>> START PROVIDED RECORDS

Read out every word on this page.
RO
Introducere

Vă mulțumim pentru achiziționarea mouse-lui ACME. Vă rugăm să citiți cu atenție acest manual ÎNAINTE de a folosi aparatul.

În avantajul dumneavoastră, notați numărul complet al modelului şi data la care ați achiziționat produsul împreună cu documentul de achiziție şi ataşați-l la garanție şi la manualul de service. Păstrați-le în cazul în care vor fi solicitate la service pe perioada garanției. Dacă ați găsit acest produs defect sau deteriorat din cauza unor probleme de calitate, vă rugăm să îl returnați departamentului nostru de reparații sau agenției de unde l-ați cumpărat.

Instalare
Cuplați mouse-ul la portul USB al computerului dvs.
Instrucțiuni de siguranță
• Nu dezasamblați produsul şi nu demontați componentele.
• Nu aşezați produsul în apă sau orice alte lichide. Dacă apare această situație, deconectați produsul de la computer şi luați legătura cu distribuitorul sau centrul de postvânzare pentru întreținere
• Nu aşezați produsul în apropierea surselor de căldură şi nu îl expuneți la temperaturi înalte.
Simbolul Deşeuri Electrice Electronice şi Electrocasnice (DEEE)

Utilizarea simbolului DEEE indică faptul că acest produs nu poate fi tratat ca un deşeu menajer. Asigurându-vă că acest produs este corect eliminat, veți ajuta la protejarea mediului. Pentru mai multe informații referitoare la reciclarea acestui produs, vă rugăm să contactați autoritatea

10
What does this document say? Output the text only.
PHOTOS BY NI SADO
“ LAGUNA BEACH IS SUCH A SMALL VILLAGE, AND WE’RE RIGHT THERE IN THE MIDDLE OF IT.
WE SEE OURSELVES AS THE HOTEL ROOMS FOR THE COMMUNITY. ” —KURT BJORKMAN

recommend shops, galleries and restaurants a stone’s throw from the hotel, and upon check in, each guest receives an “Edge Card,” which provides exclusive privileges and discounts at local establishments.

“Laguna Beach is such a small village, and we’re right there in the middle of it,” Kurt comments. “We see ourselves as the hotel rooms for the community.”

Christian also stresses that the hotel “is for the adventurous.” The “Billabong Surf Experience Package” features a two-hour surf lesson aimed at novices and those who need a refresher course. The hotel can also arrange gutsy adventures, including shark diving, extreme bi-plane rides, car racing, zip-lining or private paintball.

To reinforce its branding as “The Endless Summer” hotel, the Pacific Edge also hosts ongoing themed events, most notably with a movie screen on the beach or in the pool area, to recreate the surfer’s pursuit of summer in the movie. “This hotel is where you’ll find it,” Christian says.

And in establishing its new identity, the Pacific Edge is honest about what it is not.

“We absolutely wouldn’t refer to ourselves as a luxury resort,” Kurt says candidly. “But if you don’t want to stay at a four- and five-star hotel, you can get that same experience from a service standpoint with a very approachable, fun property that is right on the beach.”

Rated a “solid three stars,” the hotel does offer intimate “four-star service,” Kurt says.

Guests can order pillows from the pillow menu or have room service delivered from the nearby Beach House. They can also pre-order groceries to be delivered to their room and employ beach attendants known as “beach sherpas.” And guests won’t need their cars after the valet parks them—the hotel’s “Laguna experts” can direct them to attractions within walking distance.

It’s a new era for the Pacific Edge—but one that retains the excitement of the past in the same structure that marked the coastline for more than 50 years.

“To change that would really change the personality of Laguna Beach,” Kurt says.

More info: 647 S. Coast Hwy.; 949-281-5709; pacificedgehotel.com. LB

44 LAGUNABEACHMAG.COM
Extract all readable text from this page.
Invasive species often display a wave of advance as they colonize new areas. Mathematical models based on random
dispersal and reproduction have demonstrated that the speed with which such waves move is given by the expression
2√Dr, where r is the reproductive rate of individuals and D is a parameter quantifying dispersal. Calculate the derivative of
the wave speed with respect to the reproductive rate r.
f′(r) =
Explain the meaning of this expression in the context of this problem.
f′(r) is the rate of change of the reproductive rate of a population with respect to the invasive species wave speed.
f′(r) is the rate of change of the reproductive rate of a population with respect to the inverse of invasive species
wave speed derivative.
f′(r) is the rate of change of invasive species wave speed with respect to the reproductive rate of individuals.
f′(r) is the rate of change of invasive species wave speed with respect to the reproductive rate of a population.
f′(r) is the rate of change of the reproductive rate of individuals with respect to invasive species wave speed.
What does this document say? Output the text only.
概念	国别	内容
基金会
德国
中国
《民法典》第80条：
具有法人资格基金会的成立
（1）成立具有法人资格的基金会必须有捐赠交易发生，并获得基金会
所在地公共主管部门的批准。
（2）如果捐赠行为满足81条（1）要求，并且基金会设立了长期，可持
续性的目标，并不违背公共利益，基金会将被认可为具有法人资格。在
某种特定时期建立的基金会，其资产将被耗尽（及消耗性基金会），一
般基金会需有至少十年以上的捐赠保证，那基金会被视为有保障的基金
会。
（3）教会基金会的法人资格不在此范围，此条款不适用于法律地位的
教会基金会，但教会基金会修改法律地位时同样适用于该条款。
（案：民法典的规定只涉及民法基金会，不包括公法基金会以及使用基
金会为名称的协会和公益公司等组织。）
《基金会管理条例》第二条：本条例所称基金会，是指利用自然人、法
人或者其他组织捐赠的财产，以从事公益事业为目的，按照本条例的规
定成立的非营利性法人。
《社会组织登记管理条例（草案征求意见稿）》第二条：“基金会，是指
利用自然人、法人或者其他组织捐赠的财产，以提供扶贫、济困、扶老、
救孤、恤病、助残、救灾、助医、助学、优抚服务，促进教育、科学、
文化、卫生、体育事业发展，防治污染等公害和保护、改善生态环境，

>> END PROVIDED RECORDS

* [TO DO]: Each line from the one with "Extract all readable text from this page." through the last line of the records must be written out word for word. Include nothing else.

* [PROBLEM SOLUTION]:
Extract all readable text from this page.
Invasive species often display a wave of advance as they colonize new areas. Mathematical models based on random
dispersal and reproduction have demonstrated that the speed with which such waves move is given by the expression
2√Dr, where r is the reproductive rate of individuals and D is a parameter quantifying dispersal. Calculate the derivative of
the wave speed with respect to the reproductive rate r.
f′(r) =
Explain the meaning of this expression in the context of this problem.
f′(r) is the rate of change of the reproductive rate of a population with respect to the invasive species wave speed.
f′(r) is the rate of change of the reproductive rate of a population with respect to the inverse of invasive species
wave speed derivative.
f′(r) is the rate of change of invasive species wave speed with respect to the reproductive rate of individuals.
f′(r) is the rate of change of invasive species wave speed with respect to the reproductive rate of a population.
f′(r) is the rate of change of the reproductive rate of individuals with respect to invasive species wave speed.
What does this document say? Output the text only.
概念	国别	内容
基金会
德国
中国
《民法典》第80条：
具有法人资格基金会的成立
（1）成立具有法人资格的基金会必须有捐赠交易发生，并获得基金会
所在地公共主管部门的批准。
（2）如果捐赠行为满足81条（1）要求，并且基金会设立了长期，可持
续性的目标，并不违背公共利益，基金会将被认可为具有法人资格。在
某种特定时期建立的基金会，其资产将被耗尽（及消耗性基金会），一
般基金会需有至少十年以上的捐赠保证，那基金会被视为有保障的基金
会。
（3）教会基金会的法人资格不在此范围，此条款不适用于法律地位的
教会基金会，但教会基金会修改法律地位时同样适用于该条款。
（案：民法典的规定只涉及民法基金会，不包括公法基金会以及使用基
金会为名称的协会和公益公司等组织。）
《基金会管理条例》第二条：本条例所称基金会，是指利用自然人、法
人或者其他组织捐赠的财产，以从事公益事业为目的，按照本条例的规
定成立的非营利性法人。
《社会组织登记管理条例（草案征求意见稿）》第二条：“基金会，是指
利用自然人、法人或者其他组织捐赠的财产，以提供扶贫、济困、扶老、
救孤、恤病、助残、救灾、助医、助学、优抚服务，促进教育、科学、
文化、卫生、体育事业发展，防治污染等公害和保护、改善生态环境，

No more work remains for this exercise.